* [GOAL] Repeat every entry in the listing below, exactly.

————

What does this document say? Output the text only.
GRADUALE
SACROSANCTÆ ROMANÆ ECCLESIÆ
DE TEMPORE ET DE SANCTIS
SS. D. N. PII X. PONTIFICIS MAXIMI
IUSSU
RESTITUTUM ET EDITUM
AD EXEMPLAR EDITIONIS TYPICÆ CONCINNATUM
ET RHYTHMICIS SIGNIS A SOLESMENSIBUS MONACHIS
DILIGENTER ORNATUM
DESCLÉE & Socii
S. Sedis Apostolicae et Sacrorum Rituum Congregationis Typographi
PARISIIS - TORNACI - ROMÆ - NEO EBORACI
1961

————

* [RESULT OF THIS TASK]
What does this document say? Output the text only.
GRADUALE
SACROSANCTÆ ROMANÆ ECCLESIÆ
DE TEMPORE ET DE SANCTIS
SS. D. N. PII X. PONTIFICIS MAXIMI
IUSSU
RESTITUTUM ET EDITUM
AD EXEMPLAR EDITIONIS TYPICÆ CONCINNATUM
ET RHYTHMICIS SIGNIS A SOLESMENSIBUS MONACHIS
DILIGENTER ORNATUM
DESCLÉE & Socii
S. Sedis Apostolicae et Sacrorum Rituum Congregationis Typographi
PARISIIS - TORNACI - ROMÆ - NEO EBORACI
1961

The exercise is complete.